Written instruction:
Search the listing for the string "JSON" and copy every line that contains it.

[Dataset records]

★ ★ ★

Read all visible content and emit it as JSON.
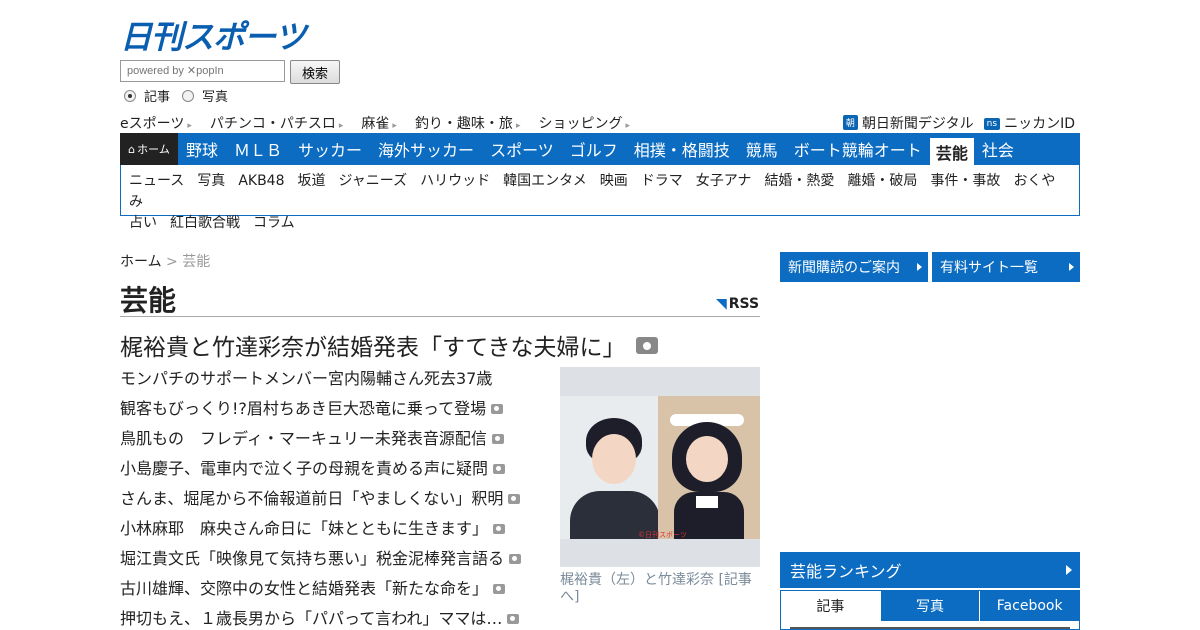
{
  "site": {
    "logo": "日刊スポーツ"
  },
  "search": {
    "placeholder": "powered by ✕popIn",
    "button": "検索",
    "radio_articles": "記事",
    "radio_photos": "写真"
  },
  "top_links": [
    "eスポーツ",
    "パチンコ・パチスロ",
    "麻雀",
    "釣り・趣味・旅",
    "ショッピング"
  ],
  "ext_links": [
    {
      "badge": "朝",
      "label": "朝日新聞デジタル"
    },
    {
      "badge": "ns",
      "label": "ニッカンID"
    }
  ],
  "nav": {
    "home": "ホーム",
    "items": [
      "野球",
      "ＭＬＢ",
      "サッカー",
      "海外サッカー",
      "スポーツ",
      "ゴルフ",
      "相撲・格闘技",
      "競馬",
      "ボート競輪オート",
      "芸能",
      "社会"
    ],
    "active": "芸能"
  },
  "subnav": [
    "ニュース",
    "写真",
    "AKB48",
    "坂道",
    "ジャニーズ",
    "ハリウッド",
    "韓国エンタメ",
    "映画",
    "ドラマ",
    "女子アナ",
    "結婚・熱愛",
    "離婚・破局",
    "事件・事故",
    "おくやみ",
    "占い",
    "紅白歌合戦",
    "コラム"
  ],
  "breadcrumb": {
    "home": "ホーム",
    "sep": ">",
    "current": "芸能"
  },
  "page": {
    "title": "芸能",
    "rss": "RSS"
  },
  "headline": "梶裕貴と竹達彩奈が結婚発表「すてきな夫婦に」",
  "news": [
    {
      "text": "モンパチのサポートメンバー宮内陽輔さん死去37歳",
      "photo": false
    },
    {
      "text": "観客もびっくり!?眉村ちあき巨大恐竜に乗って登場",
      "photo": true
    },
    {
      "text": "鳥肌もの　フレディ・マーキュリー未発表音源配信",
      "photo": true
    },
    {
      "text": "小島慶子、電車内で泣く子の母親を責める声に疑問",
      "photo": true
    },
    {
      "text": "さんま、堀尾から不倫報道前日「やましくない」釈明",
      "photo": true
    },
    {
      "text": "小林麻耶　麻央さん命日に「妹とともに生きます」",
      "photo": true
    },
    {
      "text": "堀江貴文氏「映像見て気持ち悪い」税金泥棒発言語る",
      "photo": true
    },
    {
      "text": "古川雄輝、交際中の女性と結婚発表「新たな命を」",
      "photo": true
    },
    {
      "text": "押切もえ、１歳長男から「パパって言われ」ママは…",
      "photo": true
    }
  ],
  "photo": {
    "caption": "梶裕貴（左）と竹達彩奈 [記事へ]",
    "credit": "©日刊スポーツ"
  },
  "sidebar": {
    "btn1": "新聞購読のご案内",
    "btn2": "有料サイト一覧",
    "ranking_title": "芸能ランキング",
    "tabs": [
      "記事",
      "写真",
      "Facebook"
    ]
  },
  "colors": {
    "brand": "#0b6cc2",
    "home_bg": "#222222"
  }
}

★ ★ ★

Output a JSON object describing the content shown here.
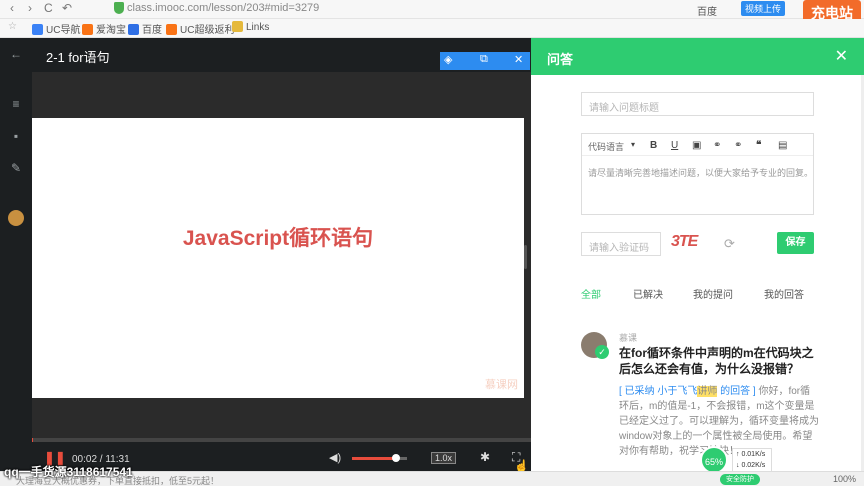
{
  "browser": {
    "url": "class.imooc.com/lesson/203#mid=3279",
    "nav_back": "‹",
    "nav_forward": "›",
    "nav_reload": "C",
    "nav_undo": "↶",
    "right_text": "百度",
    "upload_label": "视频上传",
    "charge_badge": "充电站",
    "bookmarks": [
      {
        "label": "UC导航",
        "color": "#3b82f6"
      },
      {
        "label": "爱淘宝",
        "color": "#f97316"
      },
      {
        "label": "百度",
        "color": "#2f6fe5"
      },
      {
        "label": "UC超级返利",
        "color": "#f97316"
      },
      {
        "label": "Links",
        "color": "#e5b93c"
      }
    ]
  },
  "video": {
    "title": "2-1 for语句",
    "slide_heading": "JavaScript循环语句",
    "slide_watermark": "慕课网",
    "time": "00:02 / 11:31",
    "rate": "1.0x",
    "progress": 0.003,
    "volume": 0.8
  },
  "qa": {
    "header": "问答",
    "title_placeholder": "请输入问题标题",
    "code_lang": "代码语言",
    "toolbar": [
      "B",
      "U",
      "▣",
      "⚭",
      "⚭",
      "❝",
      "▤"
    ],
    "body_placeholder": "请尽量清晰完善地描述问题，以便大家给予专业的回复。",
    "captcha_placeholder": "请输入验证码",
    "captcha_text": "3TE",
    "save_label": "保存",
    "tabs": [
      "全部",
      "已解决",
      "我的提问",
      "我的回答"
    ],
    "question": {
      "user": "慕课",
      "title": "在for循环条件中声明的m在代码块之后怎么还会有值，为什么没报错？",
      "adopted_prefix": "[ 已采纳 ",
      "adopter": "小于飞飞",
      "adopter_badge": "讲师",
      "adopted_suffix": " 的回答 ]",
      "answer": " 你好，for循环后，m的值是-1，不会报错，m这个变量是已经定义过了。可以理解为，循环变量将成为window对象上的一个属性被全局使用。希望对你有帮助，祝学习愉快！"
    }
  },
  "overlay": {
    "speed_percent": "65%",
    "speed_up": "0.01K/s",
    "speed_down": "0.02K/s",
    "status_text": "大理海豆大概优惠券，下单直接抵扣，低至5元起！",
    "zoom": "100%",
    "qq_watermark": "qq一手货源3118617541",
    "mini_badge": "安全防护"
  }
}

★ ★ ★

Final result:
Read all visible content and emit it as JSON.
Output a JSON object describing the content shown here.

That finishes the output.